■ Aim of the exercise
Copy out each line below exactly as it appears.

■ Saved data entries
- - - -

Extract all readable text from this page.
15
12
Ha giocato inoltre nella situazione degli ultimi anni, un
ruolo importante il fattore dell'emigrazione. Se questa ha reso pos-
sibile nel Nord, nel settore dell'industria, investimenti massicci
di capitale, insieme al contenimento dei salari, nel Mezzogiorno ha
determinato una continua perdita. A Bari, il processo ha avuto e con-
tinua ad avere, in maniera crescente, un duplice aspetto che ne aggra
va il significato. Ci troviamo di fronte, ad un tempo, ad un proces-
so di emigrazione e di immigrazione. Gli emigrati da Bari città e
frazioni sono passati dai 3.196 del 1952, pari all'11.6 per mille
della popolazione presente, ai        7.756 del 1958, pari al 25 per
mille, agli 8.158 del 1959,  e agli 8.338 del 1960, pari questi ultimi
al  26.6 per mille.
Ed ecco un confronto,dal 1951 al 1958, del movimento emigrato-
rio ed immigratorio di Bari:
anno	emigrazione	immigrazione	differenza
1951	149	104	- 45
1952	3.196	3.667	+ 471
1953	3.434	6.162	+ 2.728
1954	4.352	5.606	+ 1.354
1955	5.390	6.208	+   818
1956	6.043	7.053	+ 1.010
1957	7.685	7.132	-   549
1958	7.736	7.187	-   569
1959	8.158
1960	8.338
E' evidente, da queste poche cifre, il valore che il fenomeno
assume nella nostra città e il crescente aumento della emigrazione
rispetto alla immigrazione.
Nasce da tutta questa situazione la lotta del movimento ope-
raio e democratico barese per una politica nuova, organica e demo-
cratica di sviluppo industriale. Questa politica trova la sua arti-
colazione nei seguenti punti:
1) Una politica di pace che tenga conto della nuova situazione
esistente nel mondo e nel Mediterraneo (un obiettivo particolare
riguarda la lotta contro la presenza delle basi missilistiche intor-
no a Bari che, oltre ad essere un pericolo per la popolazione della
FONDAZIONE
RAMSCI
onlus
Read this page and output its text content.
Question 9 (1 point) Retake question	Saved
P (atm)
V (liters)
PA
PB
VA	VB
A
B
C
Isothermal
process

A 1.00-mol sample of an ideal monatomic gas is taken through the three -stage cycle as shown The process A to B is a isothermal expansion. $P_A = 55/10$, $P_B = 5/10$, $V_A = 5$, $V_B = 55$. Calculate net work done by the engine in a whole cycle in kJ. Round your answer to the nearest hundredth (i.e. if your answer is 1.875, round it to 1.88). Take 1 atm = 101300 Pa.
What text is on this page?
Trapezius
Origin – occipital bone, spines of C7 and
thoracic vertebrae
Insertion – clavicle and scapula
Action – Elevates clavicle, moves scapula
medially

- - - -

■ Solution to this task
Extract all readable text from this page.
15
12
Ha giocato inoltre nella situazione degli ultimi anni, un
ruolo importante il fattore dell'emigrazione. Se questa ha reso pos-
sibile nel Nord, nel settore dell'industria, investimenti massicci
di capitale, insieme al contenimento dei salari, nel Mezzogiorno ha
determinato una continua perdita. A Bari, il processo ha avuto e con-
tinua ad avere, in maniera crescente, un duplice aspetto che ne aggra
va il significato. Ci troviamo di fronte, ad un tempo, ad un proces-
so di emigrazione e di immigrazione. Gli emigrati da Bari città e
frazioni sono passati dai 3.196 del 1952, pari all'11.6 per mille
della popolazione presente, ai        7.756 del 1958, pari al 25 per
mille, agli 8.158 del 1959,  e agli 8.338 del 1960, pari questi ultimi
al  26.6 per mille.
Ed ecco un confronto,dal 1951 al 1958, del movimento emigrato-
rio ed immigratorio di Bari:
anno	emigrazione	immigrazione	differenza
1951	149	104	- 45
1952	3.196	3.667	+ 471
1953	3.434	6.162	+ 2.728
1954	4.352	5.606	+ 1.354
1955	5.390	6.208	+   818
1956	6.043	7.053	+ 1.010
1957	7.685	7.132	-   549
1958	7.736	7.187	-   569
1959	8.158
1960	8.338
E' evidente, da queste poche cifre, il valore che il fenomeno
assume nella nostra città e il crescente aumento della emigrazione
rispetto alla immigrazione.
Nasce da tutta questa situazione la lotta del movimento ope-
raio e democratico barese per una politica nuova, organica e demo-
cratica di sviluppo industriale. Questa politica trova la sua arti-
colazione nei seguenti punti:
1) Una politica di pace che tenga conto della nuova situazione
esistente nel mondo e nel Mediterraneo (un obiettivo particolare
riguarda la lotta contro la presenza delle basi missilistiche intor-
no a Bari che, oltre ad essere un pericolo per la popolazione della
FONDAZIONE
RAMSCI
onlus
Read this page and output its text content.
Question 9 (1 point) Retake question	Saved
P (atm)
V (liters)
PA
PB
VA	VB
A
B
C
Isothermal
process

A 1.00-mol sample of an ideal monatomic gas is taken through the three -stage cycle as shown The process A to B is a isothermal expansion. $P_A = 55/10$, $P_B = 5/10$, $V_A = 5$, $V_B = 55$. Calculate net work done by the engine in a whole cycle in kJ. Round your answer to the nearest hundredth (i.e. if your answer is 1.875, round it to 1.88). Take 1 atm = 101300 Pa.
What text is on this page?
Trapezius
Origin – occipital bone, spines of C7 and
thoracic vertebrae
Insertion – clavicle and scapula
Action – Elevates clavicle, moves scapula
medially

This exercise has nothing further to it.